Dataset records:

******

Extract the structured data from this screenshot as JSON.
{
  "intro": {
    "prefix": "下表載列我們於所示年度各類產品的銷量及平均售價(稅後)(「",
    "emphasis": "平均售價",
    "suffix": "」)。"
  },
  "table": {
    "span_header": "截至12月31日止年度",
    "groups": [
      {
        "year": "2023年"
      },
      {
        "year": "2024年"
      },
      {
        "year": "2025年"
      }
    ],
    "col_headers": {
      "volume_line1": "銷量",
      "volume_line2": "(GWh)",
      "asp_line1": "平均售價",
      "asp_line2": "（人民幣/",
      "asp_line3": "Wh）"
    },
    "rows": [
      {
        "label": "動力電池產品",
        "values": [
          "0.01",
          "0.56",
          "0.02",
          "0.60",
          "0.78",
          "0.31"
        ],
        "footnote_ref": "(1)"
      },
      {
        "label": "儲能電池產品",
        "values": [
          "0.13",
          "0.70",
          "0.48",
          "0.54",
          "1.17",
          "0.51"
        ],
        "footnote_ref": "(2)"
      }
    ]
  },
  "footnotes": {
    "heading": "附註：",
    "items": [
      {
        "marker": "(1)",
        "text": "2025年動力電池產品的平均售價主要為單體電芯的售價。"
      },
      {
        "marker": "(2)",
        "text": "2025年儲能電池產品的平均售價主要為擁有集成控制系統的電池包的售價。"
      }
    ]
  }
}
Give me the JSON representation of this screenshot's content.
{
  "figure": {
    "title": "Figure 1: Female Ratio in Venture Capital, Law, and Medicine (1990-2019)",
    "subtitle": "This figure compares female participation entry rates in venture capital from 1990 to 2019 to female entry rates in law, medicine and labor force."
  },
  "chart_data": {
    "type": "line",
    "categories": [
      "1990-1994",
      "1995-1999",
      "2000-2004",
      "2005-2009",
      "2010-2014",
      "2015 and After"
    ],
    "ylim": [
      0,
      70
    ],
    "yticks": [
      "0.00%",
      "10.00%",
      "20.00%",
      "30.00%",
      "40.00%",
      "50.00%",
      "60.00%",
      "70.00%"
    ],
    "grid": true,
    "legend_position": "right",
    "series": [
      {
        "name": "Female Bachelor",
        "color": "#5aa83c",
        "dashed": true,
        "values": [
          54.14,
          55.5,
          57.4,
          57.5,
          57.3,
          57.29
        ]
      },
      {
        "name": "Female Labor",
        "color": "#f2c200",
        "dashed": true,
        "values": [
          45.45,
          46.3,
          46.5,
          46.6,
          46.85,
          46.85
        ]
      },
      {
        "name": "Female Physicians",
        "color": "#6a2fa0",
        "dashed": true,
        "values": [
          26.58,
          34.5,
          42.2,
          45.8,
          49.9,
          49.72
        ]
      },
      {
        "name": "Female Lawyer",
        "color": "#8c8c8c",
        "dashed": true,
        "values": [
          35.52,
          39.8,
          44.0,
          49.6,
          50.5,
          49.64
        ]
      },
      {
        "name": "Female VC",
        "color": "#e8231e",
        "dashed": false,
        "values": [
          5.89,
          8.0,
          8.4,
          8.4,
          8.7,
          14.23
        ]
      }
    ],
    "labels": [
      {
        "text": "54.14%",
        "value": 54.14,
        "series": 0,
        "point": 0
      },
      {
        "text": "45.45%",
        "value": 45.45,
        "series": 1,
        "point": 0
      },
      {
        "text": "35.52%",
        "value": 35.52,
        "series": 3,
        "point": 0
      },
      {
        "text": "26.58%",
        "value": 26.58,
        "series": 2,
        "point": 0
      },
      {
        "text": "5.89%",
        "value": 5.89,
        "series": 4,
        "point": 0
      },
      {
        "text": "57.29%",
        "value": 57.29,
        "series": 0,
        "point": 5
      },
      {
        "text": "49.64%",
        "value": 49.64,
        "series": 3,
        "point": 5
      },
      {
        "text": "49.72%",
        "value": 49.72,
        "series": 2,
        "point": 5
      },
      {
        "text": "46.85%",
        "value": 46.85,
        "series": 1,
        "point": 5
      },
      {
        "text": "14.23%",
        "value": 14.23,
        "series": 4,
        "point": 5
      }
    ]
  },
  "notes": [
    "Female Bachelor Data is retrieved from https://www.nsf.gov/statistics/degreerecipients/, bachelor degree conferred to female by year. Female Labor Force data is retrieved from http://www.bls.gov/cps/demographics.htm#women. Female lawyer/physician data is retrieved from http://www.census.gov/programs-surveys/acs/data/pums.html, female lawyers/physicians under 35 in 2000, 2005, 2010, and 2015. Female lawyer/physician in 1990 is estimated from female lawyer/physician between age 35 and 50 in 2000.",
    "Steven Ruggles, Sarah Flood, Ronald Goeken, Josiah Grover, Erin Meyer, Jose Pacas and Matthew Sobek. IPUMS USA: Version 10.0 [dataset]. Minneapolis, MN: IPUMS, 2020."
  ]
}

******

=== What the task requires ===
Reproduce every entry shown above, precisely as it stands.

=== Written solution ===
Extract the structured data from this screenshot as JSON.
{
  "intro": {
    "prefix": "下表載列我們於所示年度各類產品的銷量及平均售價(稅後)(「",
    "emphasis": "平均售價",
    "suffix": "」)。"
  },
  "table": {
    "span_header": "截至12月31日止年度",
    "groups": [
      {
        "year": "2023年"
      },
      {
        "year": "2024年"
      },
      {
        "year": "2025年"
      }
    ],
    "col_headers": {
      "volume_line1": "銷量",
      "volume_line2": "(GWh)",
      "asp_line1": "平均售價",
      "asp_line2": "（人民幣/",
      "asp_line3": "Wh）"
    },
    "rows": [
      {
        "label": "動力電池產品",
        "values": [
          "0.01",
          "0.56",
          "0.02",
          "0.60",
          "0.78",
          "0.31"
        ],
        "footnote_ref": "(1)"
      },
      {
        "label": "儲能電池產品",
        "values": [
          "0.13",
          "0.70",
          "0.48",
          "0.54",
          "1.17",
          "0.51"
        ],
        "footnote_ref": "(2)"
      }
    ]
  },
  "footnotes": {
    "heading": "附註：",
    "items": [
      {
        "marker": "(1)",
        "text": "2025年動力電池產品的平均售價主要為單體電芯的售價。"
      },
      {
        "marker": "(2)",
        "text": "2025年儲能電池產品的平均售價主要為擁有集成控制系統的電池包的售價。"
      }
    ]
  }
}
Give me the JSON representation of this screenshot's content.
{
  "figure": {
    "title": "Figure 1: Female Ratio in Venture Capital, Law, and Medicine (1990-2019)",
    "subtitle": "This figure compares female participation entry rates in venture capital from 1990 to 2019 to female entry rates in law, medicine and labor force."
  },
  "chart_data": {
    "type": "line",
    "categories": [
      "1990-1994",
      "1995-1999",
      "2000-2004",
      "2005-2009",
      "2010-2014",
      "2015 and After"
    ],
    "ylim": [
      0,
      70
    ],
    "yticks": [
      "0.00%",
      "10.00%",
      "20.00%",
      "30.00%",
      "40.00%",
      "50.00%",
      "60.00%",
      "70.00%"
    ],
    "grid": true,
    "legend_position": "right",
    "series": [
      {
        "name": "Female Bachelor",
        "color": "#5aa83c",
        "dashed": true,
        "values": [
          54.14,
          55.5,
          57.4,
          57.5,
          57.3,
          57.29
        ]
      },
      {
        "name": "Female Labor",
        "color": "#f2c200",
        "dashed": true,
        "values": [
          45.45,
          46.3,
          46.5,
          46.6,
          46.85,
          46.85
        ]
      },
      {
        "name": "Female Physicians",
        "color": "#6a2fa0",
        "dashed": true,
        "values": [
          26.58,
          34.5,
          42.2,
          45.8,
          49.9,
          49.72
        ]
      },
      {
        "name": "Female Lawyer",
        "color": "#8c8c8c",
        "dashed": true,
        "values": [
          35.52,
          39.8,
          44.0,
          49.6,
          50.5,
          49.64
        ]
      },
      {
        "name": "Female VC",
        "color": "#e8231e",
        "dashed": false,
        "values": [
          5.89,
          8.0,
          8.4,
          8.4,
          8.7,
          14.23
        ]
      }
    ],
    "labels": [
      {
        "text": "54.14%",
        "value": 54.14,
        "series": 0,
        "point": 0
      },
      {
        "text": "45.45%",
        "value": 45.45,
        "series": 1,
        "point": 0
      },
      {
        "text": "35.52%",
        "value": 35.52,
        "series": 3,
        "point": 0
      },
      {
        "text": "26.58%",
        "value": 26.58,
        "series": 2,
        "point": 0
      },
      {
        "text": "5.89%",
        "value": 5.89,
        "series": 4,
        "point": 0
      },
      {
        "text": "57.29%",
        "value": 57.29,
        "series": 0,
        "point": 5
      },
      {
        "text": "49.64%",
        "value": 49.64,
        "series": 3,
        "point": 5
      },
      {
        "text": "49.72%",
        "value": 49.72,
        "series": 2,
        "point": 5
      },
      {
        "text": "46.85%",
        "value": 46.85,
        "series": 1,
        "point": 5
      },
      {
        "text": "14.23%",
        "value": 14.23,
        "series": 4,
        "point": 5
      }
    ]
  },
  "notes": [
    "Female Bachelor Data is retrieved from https://www.nsf.gov/statistics/degreerecipients/, bachelor degree conferred to female by year. Female Labor Force data is retrieved from http://www.bls.gov/cps/demographics.htm#women. Female lawyer/physician data is retrieved from http://www.census.gov/programs-surveys/acs/data/pums.html, female lawyers/physicians under 35 in 2000, 2005, 2010, and 2015. Female lawyer/physician in 1990 is estimated from female lawyer/physician between age 35 and 50 in 2000.",
    "Steven Ruggles, Sarah Flood, Ronald Goeken, Josiah Grover, Erin Meyer, Jose Pacas and Matthew Sobek. IPUMS USA: Version 10.0 [dataset]. Minneapolis, MN: IPUMS, 2020."
  ]
}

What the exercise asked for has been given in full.